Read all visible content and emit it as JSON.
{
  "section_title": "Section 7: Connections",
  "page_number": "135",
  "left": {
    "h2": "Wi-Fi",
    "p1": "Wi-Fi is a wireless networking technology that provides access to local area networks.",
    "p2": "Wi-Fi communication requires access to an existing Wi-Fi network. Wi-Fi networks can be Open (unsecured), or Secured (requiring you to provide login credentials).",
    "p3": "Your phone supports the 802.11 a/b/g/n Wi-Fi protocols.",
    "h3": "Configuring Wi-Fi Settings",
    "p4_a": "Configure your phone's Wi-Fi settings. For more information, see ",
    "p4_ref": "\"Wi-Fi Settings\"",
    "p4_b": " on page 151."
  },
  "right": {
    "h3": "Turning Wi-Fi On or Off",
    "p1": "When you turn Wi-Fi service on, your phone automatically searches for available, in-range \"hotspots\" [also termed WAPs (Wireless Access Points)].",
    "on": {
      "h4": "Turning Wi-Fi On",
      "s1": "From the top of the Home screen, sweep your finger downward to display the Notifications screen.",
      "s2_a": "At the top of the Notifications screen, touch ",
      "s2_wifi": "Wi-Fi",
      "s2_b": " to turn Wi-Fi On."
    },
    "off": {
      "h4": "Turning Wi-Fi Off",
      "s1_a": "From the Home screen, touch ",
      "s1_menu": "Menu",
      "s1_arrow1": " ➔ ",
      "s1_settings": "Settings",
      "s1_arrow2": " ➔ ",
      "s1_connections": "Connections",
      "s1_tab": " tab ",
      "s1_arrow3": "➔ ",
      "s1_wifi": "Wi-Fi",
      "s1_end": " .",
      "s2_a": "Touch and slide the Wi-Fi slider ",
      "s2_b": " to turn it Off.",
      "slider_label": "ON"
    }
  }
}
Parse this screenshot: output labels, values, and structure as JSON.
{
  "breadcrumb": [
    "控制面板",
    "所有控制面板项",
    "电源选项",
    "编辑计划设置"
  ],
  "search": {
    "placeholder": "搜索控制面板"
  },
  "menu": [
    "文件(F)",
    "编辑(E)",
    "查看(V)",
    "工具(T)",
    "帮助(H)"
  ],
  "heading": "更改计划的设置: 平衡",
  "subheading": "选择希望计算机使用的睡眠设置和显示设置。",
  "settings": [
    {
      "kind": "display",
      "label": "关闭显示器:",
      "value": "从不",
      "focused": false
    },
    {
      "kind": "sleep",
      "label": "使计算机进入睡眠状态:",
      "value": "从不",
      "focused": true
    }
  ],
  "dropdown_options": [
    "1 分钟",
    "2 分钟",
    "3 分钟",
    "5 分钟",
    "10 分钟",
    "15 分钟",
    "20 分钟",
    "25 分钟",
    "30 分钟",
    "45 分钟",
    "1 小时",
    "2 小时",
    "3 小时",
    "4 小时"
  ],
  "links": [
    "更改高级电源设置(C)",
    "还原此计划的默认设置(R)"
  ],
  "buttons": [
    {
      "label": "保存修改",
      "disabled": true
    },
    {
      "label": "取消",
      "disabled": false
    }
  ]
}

=-=-=

=== Task instructions ===
The records above should be duplicated in full, exactly as given.

=== Solution to this exercise ===
Read all visible content and emit it as JSON.
{
  "section_title": "Section 7: Connections",
  "page_number": "135",
  "left": {
    "h2": "Wi-Fi",
    "p1": "Wi-Fi is a wireless networking technology that provides access to local area networks.",
    "p2": "Wi-Fi communication requires access to an existing Wi-Fi network. Wi-Fi networks can be Open (unsecured), or Secured (requiring you to provide login credentials).",
    "p3": "Your phone supports the 802.11 a/b/g/n Wi-Fi protocols.",
    "h3": "Configuring Wi-Fi Settings",
    "p4_a": "Configure your phone's Wi-Fi settings. For more information, see ",
    "p4_ref": "\"Wi-Fi Settings\"",
    "p4_b": " on page 151."
  },
  "right": {
    "h3": "Turning Wi-Fi On or Off",
    "p1": "When you turn Wi-Fi service on, your phone automatically searches for available, in-range \"hotspots\" [also termed WAPs (Wireless Access Points)].",
    "on": {
      "h4": "Turning Wi-Fi On",
      "s1": "From the top of the Home screen, sweep your finger downward to display the Notifications screen.",
      "s2_a": "At the top of the Notifications screen, touch ",
      "s2_wifi": "Wi-Fi",
      "s2_b": " to turn Wi-Fi On."
    },
    "off": {
      "h4": "Turning Wi-Fi Off",
      "s1_a": "From the Home screen, touch ",
      "s1_menu": "Menu",
      "s1_arrow1": " ➔ ",
      "s1_settings": "Settings",
      "s1_arrow2": " ➔ ",
      "s1_connections": "Connections",
      "s1_tab": " tab ",
      "s1_arrow3": "➔ ",
      "s1_wifi": "Wi-Fi",
      "s1_end": " .",
      "s2_a": "Touch and slide the Wi-Fi slider ",
      "s2_b": " to turn it Off.",
      "slider_label": "ON"
    }
  }
}
Parse this screenshot: output labels, values, and structure as JSON.
{
  "breadcrumb": [
    "控制面板",
    "所有控制面板项",
    "电源选项",
    "编辑计划设置"
  ],
  "search": {
    "placeholder": "搜索控制面板"
  },
  "menu": [
    "文件(F)",
    "编辑(E)",
    "查看(V)",
    "工具(T)",
    "帮助(H)"
  ],
  "heading": "更改计划的设置: 平衡",
  "subheading": "选择希望计算机使用的睡眠设置和显示设置。",
  "settings": [
    {
      "kind": "display",
      "label": "关闭显示器:",
      "value": "从不",
      "focused": false
    },
    {
      "kind": "sleep",
      "label": "使计算机进入睡眠状态:",
      "value": "从不",
      "focused": true
    }
  ],
  "dropdown_options": [
    "1 分钟",
    "2 分钟",
    "3 分钟",
    "5 分钟",
    "10 分钟",
    "15 分钟",
    "20 分钟",
    "25 分钟",
    "30 分钟",
    "45 分钟",
    "1 小时",
    "2 小时",
    "3 小时",
    "4 小时"
  ],
  "links": [
    "更改高级电源设置(C)",
    "还原此计划的默认设置(R)"
  ],
  "buttons": [
    {
      "label": "保存修改",
      "disabled": true
    },
    {
      "label": "取消",
      "disabled": false
    }
  ]
}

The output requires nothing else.